**MATERIAL FOR THIS EXERCISE**.

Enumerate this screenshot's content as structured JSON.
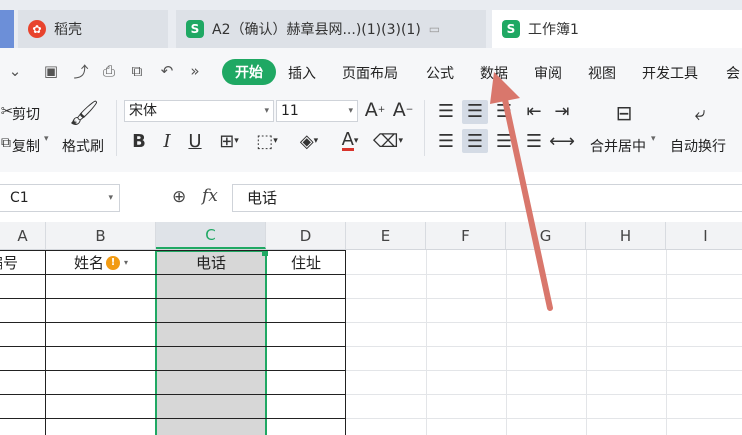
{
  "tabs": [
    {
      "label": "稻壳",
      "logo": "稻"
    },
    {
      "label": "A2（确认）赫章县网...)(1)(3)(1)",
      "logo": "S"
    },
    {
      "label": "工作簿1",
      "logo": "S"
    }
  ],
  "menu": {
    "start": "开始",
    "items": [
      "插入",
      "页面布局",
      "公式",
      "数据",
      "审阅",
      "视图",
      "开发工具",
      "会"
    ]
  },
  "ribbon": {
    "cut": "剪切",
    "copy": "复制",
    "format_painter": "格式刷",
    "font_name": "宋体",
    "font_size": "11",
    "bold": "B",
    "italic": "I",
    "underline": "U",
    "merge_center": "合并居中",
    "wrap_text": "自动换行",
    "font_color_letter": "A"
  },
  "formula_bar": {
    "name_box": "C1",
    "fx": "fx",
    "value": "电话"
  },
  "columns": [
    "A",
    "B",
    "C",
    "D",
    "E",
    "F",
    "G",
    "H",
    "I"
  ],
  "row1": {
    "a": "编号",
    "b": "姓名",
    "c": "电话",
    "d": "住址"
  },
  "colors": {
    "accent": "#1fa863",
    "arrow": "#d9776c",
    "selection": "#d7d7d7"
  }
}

**GIVEN REQUEST**.
Drop the images and repeat the data exactly.

**FINISHED ANSWER**.
Enumerate this screenshot's content as structured JSON.
{
  "tabs": [
    {
      "label": "稻壳",
      "logo": "稻"
    },
    {
      "label": "A2（确认）赫章县网...)(1)(3)(1)",
      "logo": "S"
    },
    {
      "label": "工作簿1",
      "logo": "S"
    }
  ],
  "menu": {
    "start": "开始",
    "items": [
      "插入",
      "页面布局",
      "公式",
      "数据",
      "审阅",
      "视图",
      "开发工具",
      "会"
    ]
  },
  "ribbon": {
    "cut": "剪切",
    "copy": "复制",
    "format_painter": "格式刷",
    "font_name": "宋体",
    "font_size": "11",
    "bold": "B",
    "italic": "I",
    "underline": "U",
    "merge_center": "合并居中",
    "wrap_text": "自动换行",
    "font_color_letter": "A"
  },
  "formula_bar": {
    "name_box": "C1",
    "fx": "fx",
    "value": "电话"
  },
  "columns": [
    "A",
    "B",
    "C",
    "D",
    "E",
    "F",
    "G",
    "H",
    "I"
  ],
  "row1": {
    "a": "编号",
    "b": "姓名",
    "c": "电话",
    "d": "住址"
  },
  "colors": {
    "accent": "#1fa863",
    "arrow": "#d9776c",
    "selection": "#d7d7d7"
  }
}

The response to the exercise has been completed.